■ Goal ■
Your task is to output the data exactly as it stands.
— Start —
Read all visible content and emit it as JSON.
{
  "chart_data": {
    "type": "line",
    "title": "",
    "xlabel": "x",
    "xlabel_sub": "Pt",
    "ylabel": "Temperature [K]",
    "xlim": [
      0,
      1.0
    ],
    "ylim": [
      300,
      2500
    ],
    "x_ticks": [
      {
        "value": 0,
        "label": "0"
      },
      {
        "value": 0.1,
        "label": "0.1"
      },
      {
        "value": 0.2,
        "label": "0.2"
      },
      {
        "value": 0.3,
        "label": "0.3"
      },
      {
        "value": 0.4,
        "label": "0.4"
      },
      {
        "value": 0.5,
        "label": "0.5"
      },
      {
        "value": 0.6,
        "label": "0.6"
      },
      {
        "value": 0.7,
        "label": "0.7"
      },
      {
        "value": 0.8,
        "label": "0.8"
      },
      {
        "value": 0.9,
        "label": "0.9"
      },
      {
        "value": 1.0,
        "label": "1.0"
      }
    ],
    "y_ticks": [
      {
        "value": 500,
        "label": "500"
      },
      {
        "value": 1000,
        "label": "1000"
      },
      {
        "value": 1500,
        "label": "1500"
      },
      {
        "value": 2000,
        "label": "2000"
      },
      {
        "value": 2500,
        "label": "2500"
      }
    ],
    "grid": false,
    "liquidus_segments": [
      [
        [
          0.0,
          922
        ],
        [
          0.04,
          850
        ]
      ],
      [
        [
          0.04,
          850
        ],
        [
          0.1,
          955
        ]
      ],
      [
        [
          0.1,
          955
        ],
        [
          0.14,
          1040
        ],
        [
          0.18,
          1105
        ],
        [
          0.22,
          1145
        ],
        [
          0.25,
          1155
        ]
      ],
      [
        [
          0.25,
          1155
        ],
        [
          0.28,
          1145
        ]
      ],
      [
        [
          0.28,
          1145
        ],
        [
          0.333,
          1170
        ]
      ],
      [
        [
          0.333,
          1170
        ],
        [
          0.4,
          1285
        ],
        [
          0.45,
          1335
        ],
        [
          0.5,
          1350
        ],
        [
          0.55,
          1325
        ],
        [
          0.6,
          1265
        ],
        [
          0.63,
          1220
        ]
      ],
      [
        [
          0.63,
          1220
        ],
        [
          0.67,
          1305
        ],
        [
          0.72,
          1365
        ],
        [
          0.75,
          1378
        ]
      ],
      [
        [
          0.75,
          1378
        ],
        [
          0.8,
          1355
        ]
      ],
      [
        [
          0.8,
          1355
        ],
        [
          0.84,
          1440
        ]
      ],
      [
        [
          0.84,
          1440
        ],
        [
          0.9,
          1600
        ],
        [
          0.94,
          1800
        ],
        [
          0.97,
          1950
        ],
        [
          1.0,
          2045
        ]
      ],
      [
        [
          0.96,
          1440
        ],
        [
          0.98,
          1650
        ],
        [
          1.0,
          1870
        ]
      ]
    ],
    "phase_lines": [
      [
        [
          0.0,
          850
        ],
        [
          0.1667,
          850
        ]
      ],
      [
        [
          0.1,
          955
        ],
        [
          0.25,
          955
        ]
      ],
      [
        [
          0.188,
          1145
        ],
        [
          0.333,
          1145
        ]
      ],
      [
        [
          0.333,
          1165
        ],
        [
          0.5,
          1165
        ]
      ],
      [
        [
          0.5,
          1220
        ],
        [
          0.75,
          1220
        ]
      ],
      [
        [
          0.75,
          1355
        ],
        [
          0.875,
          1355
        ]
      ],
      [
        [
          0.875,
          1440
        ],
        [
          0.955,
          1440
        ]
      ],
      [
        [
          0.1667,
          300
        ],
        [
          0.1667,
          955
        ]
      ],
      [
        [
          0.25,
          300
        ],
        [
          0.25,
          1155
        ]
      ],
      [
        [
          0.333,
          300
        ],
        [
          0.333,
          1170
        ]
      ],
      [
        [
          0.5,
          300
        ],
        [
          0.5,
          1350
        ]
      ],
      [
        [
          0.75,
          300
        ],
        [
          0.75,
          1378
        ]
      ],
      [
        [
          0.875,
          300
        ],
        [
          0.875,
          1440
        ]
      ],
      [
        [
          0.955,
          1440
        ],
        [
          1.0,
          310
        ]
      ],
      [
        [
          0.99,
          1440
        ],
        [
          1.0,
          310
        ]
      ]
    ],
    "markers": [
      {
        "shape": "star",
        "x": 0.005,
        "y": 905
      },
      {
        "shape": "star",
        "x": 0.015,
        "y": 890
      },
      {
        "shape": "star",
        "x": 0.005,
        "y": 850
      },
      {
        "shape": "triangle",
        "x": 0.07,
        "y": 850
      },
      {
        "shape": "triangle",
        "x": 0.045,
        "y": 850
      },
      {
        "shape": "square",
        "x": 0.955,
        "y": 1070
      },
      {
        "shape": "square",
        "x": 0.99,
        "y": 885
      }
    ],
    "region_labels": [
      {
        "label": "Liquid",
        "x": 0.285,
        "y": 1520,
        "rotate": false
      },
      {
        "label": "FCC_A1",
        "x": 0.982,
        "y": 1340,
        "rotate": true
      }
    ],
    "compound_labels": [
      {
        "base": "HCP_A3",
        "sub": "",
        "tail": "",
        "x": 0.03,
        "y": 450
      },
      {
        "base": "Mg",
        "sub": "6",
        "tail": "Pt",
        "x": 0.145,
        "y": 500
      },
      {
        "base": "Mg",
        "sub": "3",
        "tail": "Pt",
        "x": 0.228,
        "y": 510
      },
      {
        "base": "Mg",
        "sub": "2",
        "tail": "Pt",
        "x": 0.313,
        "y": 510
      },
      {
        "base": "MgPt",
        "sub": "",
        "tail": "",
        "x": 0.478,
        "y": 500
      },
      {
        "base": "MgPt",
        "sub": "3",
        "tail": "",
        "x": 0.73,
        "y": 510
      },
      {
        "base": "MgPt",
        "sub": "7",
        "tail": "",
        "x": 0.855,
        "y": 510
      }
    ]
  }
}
— End —
■ Completed task ■
Read all visible content and emit it as JSON.
{
  "chart_data": {
    "type": "line",
    "title": "",
    "xlabel": "x",
    "xlabel_sub": "Pt",
    "ylabel": "Temperature [K]",
    "xlim": [
      0,
      1.0
    ],
    "ylim": [
      300,
      2500
    ],
    "x_ticks": [
      {
        "value": 0,
        "label": "0"
      },
      {
        "value": 0.1,
        "label": "0.1"
      },
      {
        "value": 0.2,
        "label": "0.2"
      },
      {
        "value": 0.3,
        "label": "0.3"
      },
      {
        "value": 0.4,
        "label": "0.4"
      },
      {
        "value": 0.5,
        "label": "0.5"
      },
      {
        "value": 0.6,
        "label": "0.6"
      },
      {
        "value": 0.7,
        "label": "0.7"
      },
      {
        "value": 0.8,
        "label": "0.8"
      },
      {
        "value": 0.9,
        "label": "0.9"
      },
      {
        "value": 1.0,
        "label": "1.0"
      }
    ],
    "y_ticks": [
      {
        "value": 500,
        "label": "500"
      },
      {
        "value": 1000,
        "label": "1000"
      },
      {
        "value": 1500,
        "label": "1500"
      },
      {
        "value": 2000,
        "label": "2000"
      },
      {
        "value": 2500,
        "label": "2500"
      }
    ],
    "grid": false,
    "liquidus_segments": [
      [
        [
          0.0,
          922
        ],
        [
          0.04,
          850
        ]
      ],
      [
        [
          0.04,
          850
        ],
        [
          0.1,
          955
        ]
      ],
      [
        [
          0.1,
          955
        ],
        [
          0.14,
          1040
        ],
        [
          0.18,
          1105
        ],
        [
          0.22,
          1145
        ],
        [
          0.25,
          1155
        ]
      ],
      [
        [
          0.25,
          1155
        ],
        [
          0.28,
          1145
        ]
      ],
      [
        [
          0.28,
          1145
        ],
        [
          0.333,
          1170
        ]
      ],
      [
        [
          0.333,
          1170
        ],
        [
          0.4,
          1285
        ],
        [
          0.45,
          1335
        ],
        [
          0.5,
          1350
        ],
        [
          0.55,
          1325
        ],
        [
          0.6,
          1265
        ],
        [
          0.63,
          1220
        ]
      ],
      [
        [
          0.63,
          1220
        ],
        [
          0.67,
          1305
        ],
        [
          0.72,
          1365
        ],
        [
          0.75,
          1378
        ]
      ],
      [
        [
          0.75,
          1378
        ],
        [
          0.8,
          1355
        ]
      ],
      [
        [
          0.8,
          1355
        ],
        [
          0.84,
          1440
        ]
      ],
      [
        [
          0.84,
          1440
        ],
        [
          0.9,
          1600
        ],
        [
          0.94,
          1800
        ],
        [
          0.97,
          1950
        ],
        [
          1.0,
          2045
        ]
      ],
      [
        [
          0.96,
          1440
        ],
        [
          0.98,
          1650
        ],
        [
          1.0,
          1870
        ]
      ]
    ],
    "phase_lines": [
      [
        [
          0.0,
          850
        ],
        [
          0.1667,
          850
        ]
      ],
      [
        [
          0.1,
          955
        ],
        [
          0.25,
          955
        ]
      ],
      [
        [
          0.188,
          1145
        ],
        [
          0.333,
          1145
        ]
      ],
      [
        [
          0.333,
          1165
        ],
        [
          0.5,
          1165
        ]
      ],
      [
        [
          0.5,
          1220
        ],
        [
          0.75,
          1220
        ]
      ],
      [
        [
          0.75,
          1355
        ],
        [
          0.875,
          1355
        ]
      ],
      [
        [
          0.875,
          1440
        ],
        [
          0.955,
          1440
        ]
      ],
      [
        [
          0.1667,
          300
        ],
        [
          0.1667,
          955
        ]
      ],
      [
        [
          0.25,
          300
        ],
        [
          0.25,
          1155
        ]
      ],
      [
        [
          0.333,
          300
        ],
        [
          0.333,
          1170
        ]
      ],
      [
        [
          0.5,
          300
        ],
        [
          0.5,
          1350
        ]
      ],
      [
        [
          0.75,
          300
        ],
        [
          0.75,
          1378
        ]
      ],
      [
        [
          0.875,
          300
        ],
        [
          0.875,
          1440
        ]
      ],
      [
        [
          0.955,
          1440
        ],
        [
          1.0,
          310
        ]
      ],
      [
        [
          0.99,
          1440
        ],
        [
          1.0,
          310
        ]
      ]
    ],
    "markers": [
      {
        "shape": "star",
        "x": 0.005,
        "y": 905
      },
      {
        "shape": "star",
        "x": 0.015,
        "y": 890
      },
      {
        "shape": "star",
        "x": 0.005,
        "y": 850
      },
      {
        "shape": "triangle",
        "x": 0.07,
        "y": 850
      },
      {
        "shape": "triangle",
        "x": 0.045,
        "y": 850
      },
      {
        "shape": "square",
        "x": 0.955,
        "y": 1070
      },
      {
        "shape": "square",
        "x": 0.99,
        "y": 885
      }
    ],
    "region_labels": [
      {
        "label": "Liquid",
        "x": 0.285,
        "y": 1520,
        "rotate": false
      },
      {
        "label": "FCC_A1",
        "x": 0.982,
        "y": 1340,
        "rotate": true
      }
    ],
    "compound_labels": [
      {
        "base": "HCP_A3",
        "sub": "",
        "tail": "",
        "x": 0.03,
        "y": 450
      },
      {
        "base": "Mg",
        "sub": "6",
        "tail": "Pt",
        "x": 0.145,
        "y": 500
      },
      {
        "base": "Mg",
        "sub": "3",
        "tail": "Pt",
        "x": 0.228,
        "y": 510
      },
      {
        "base": "Mg",
        "sub": "2",
        "tail": "Pt",
        "x": 0.313,
        "y": 510
      },
      {
        "base": "MgPt",
        "sub": "",
        "tail": "",
        "x": 0.478,
        "y": 500
      },
      {
        "base": "MgPt",
        "sub": "3",
        "tail": "",
        "x": 0.73,
        "y": 510
      },
      {
        "base": "MgPt",
        "sub": "7",
        "tail": "",
        "x": 0.855,
        "y": 510
      }
    ]
  }
}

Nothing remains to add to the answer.